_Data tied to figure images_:
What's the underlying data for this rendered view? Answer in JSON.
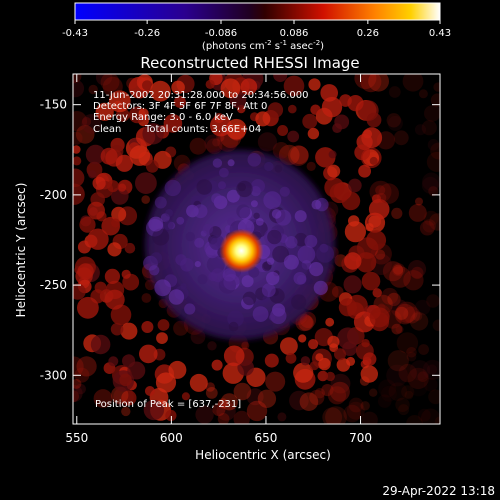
{
  "chart_data": {
    "type": "heatmap",
    "title": "Reconstructed RHESSI Image",
    "xlabel": "Heliocentric X (arcsec)",
    "ylabel": "Heliocentric Y (arcsec)",
    "xlim": [
      548,
      742
    ],
    "ylim": [
      -327,
      -133
    ],
    "x_ticks": [
      550,
      600,
      650,
      700
    ],
    "y_ticks": [
      -150,
      -200,
      -250,
      -300
    ],
    "colorbar": {
      "min": -0.43,
      "max": 0.43,
      "ticks": [
        "-0.43",
        "-0.26",
        "-0.086",
        "0.086",
        "0.26",
        "0.43"
      ],
      "label_main": "(photons cm",
      "label_exp1": "-2",
      "label_mid": " s",
      "label_exp2": "-1",
      "label_mid2": " asec",
      "label_exp3": "-2",
      "label_end": ")"
    },
    "peak": {
      "x": 637,
      "y": -231,
      "value": 0.43
    },
    "annotations": {
      "line1": "11-Jun-2002 20:31:28.000 to 20:34:56.000",
      "line2": "Detectors: 3F 4F 5F 6F 7F 8F, Att 0",
      "line3": "Energy Range: 3.0 - 6.0 keV",
      "line4_method": "Clean",
      "line4_counts": "Total counts: 3.66E+04",
      "peak_text": "Position of Peak = [637,-231]"
    },
    "colors": {
      "background": "#000000",
      "ring": "#b01a10",
      "core": "#ffffff",
      "halo": "#4a1b8a"
    }
  },
  "footer": {
    "timestamp": "29-Apr-2022 13:18"
  }
}
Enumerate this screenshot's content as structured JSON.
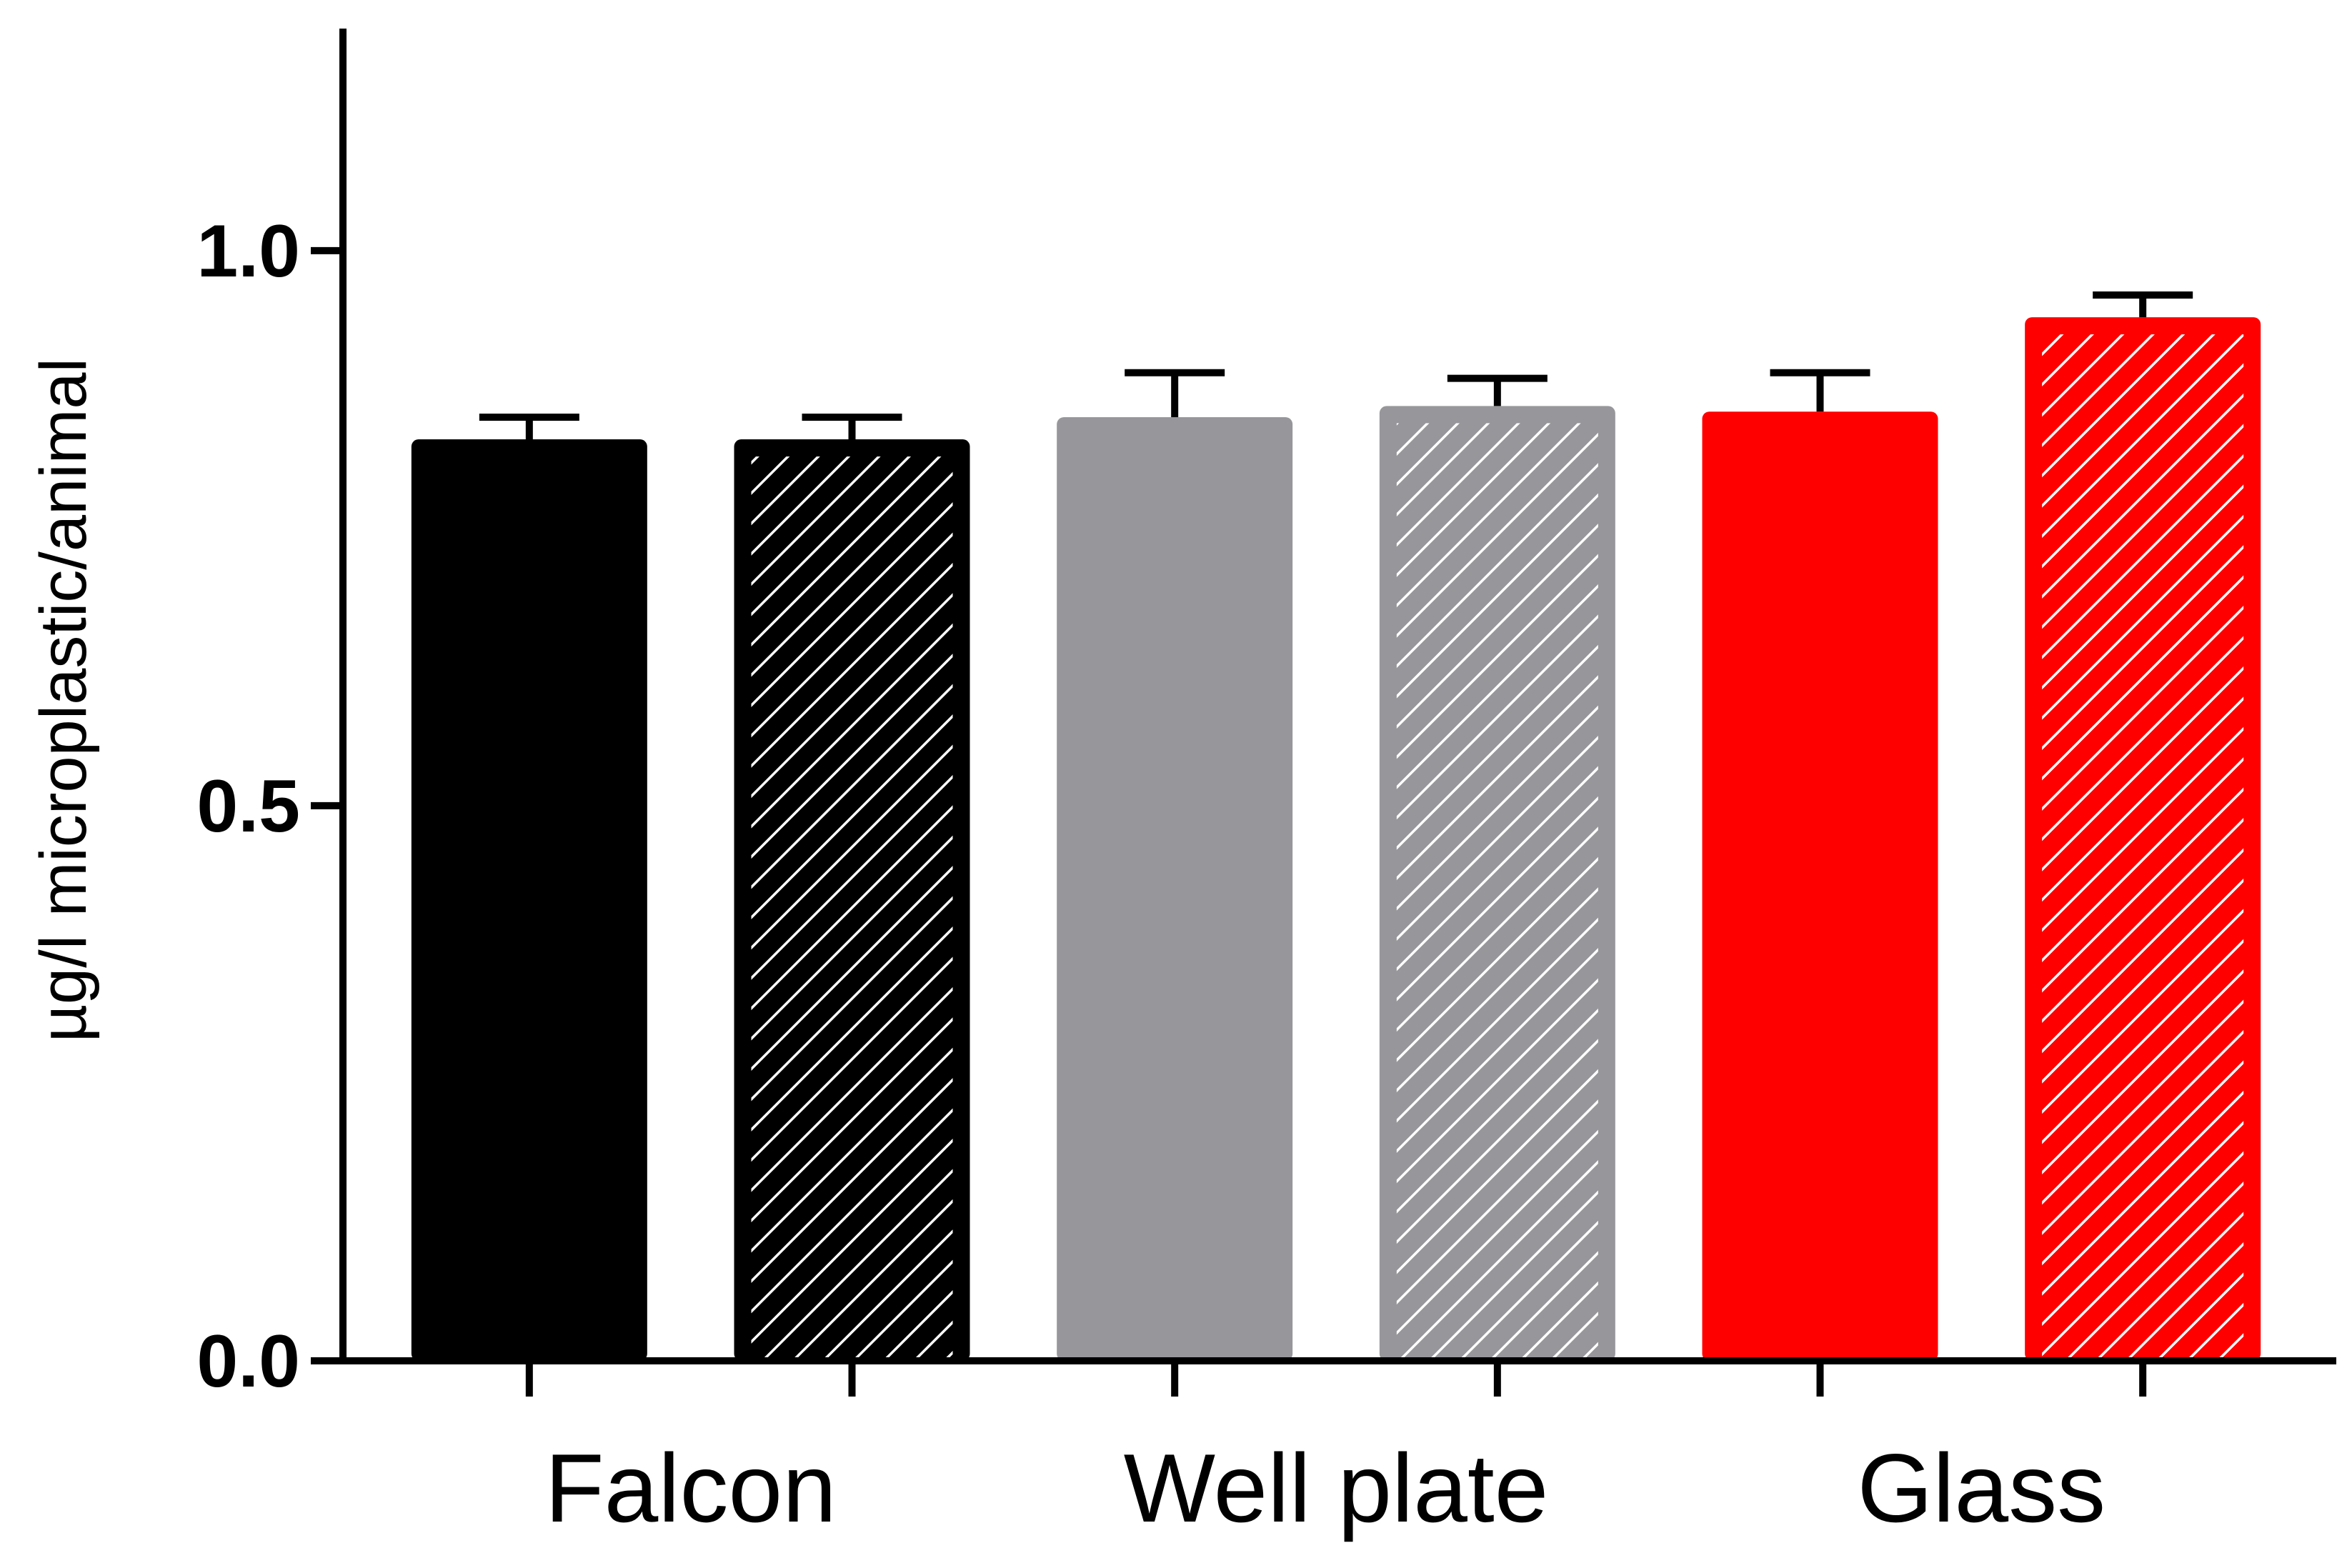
{
  "chart_data": {
    "type": "bar",
    "title": "",
    "xlabel": "",
    "ylabel": "µg/l microplastic/animal",
    "ylim": [
      0,
      1.2
    ],
    "yticks": [
      0.0,
      0.5,
      1.0
    ],
    "ytick_labels": [
      "0.0",
      "0.5",
      "1.0"
    ],
    "group_labels": [
      "Falcon",
      "Well plate",
      "Glass"
    ],
    "grid": false,
    "legend": "none",
    "bars": [
      {
        "group": "Falcon",
        "value": 0.83,
        "error": 0.02,
        "color": "#000000",
        "hatched": false
      },
      {
        "group": "Falcon",
        "value": 0.83,
        "error": 0.02,
        "color": "#000000",
        "hatched": true
      },
      {
        "group": "Well plate",
        "value": 0.85,
        "error": 0.04,
        "color": "#97969a",
        "hatched": false
      },
      {
        "group": "Well plate",
        "value": 0.86,
        "error": 0.025,
        "color": "#97969a",
        "hatched": true
      },
      {
        "group": "Glass",
        "value": 0.855,
        "error": 0.035,
        "color": "#ff0000",
        "hatched": false
      },
      {
        "group": "Glass",
        "value": 0.94,
        "error": 0.02,
        "color": "#ff0000",
        "hatched": true
      }
    ]
  }
}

_What is expected_: Each record above should be copied character for character, with pictures dropped.

_Solution_:
What's the underlying data for this rendered view? Answer in JSON.
{
  "chart_data": {
    "type": "heatmap",
    "title": "Reconstructed RHESSI Image",
    "xlabel": "Heliocentric X (arcsec)",
    "ylabel": "Heliocentric Y (arcsec)",
    "xlim": [
      548,
      742
    ],
    "ylim": [
      -327,
      -133
    ],
    "x_ticks": [
      550,
      600,
      650,
      700
    ],
    "y_ticks": [
      -150,
      -200,
      -250,
      -300
    ],
    "colorbar": {
      "min": -0.43,
      "max": 0.43,
      "ticks": [
        "-0.43",
        "-0.26",
        "-0.086",
        "0.086",
        "0.26",
        "0.43"
      ],
      "label_main": "(photons cm",
      "label_exp1": "-2",
      "label_mid": " s",
      "label_exp2": "-1",
      "label_mid2": " asec",
      "label_exp3": "-2",
      "label_end": ")"
    },
    "peak": {
      "x": 637,
      "y": -231,
      "value": 0.43
    },
    "annotations": {
      "line1": "11-Jun-2002 20:31:28.000 to 20:34:56.000",
      "line2": "Detectors: 3F 4F 5F 6F 7F 8F, Att 0",
      "line3": "Energy Range: 3.0 - 6.0 keV",
      "line4_method": "Clean",
      "line4_counts": "Total counts: 3.66E+04",
      "peak_text": "Position of Peak = [637,-231]"
    },
    "colors": {
      "background": "#000000",
      "ring": "#b01a10",
      "core": "#ffffff",
      "halo": "#4a1b8a"
    }
  },
  "footer": {
    "timestamp": "29-Apr-2022 13:18"
  }
}
Enumerate this screenshot's content as structured JSON.
{
  "chart_data": {
    "type": "bar",
    "title": "",
    "xlabel": "",
    "ylabel": "µg/l microplastic/animal",
    "ylim": [
      0,
      1.2
    ],
    "yticks": [
      0.0,
      0.5,
      1.0
    ],
    "ytick_labels": [
      "0.0",
      "0.5",
      "1.0"
    ],
    "group_labels": [
      "Falcon",
      "Well plate",
      "Glass"
    ],
    "grid": false,
    "legend": "none",
    "bars": [
      {
        "group": "Falcon",
        "value": 0.83,
        "error": 0.02,
        "color": "#000000",
        "hatched": false
      },
      {
        "group": "Falcon",
        "value": 0.83,
        "error": 0.02,
        "color": "#000000",
        "hatched": true
      },
      {
        "group": "Well plate",
        "value": 0.85,
        "error": 0.04,
        "color": "#97969a",
        "hatched": false
      },
      {
        "group": "Well plate",
        "value": 0.86,
        "error": 0.025,
        "color": "#97969a",
        "hatched": true
      },
      {
        "group": "Glass",
        "value": 0.855,
        "error": 0.035,
        "color": "#ff0000",
        "hatched": false
      },
      {
        "group": "Glass",
        "value": 0.94,
        "error": 0.02,
        "color": "#ff0000",
        "hatched": true
      }
    ]
  }
}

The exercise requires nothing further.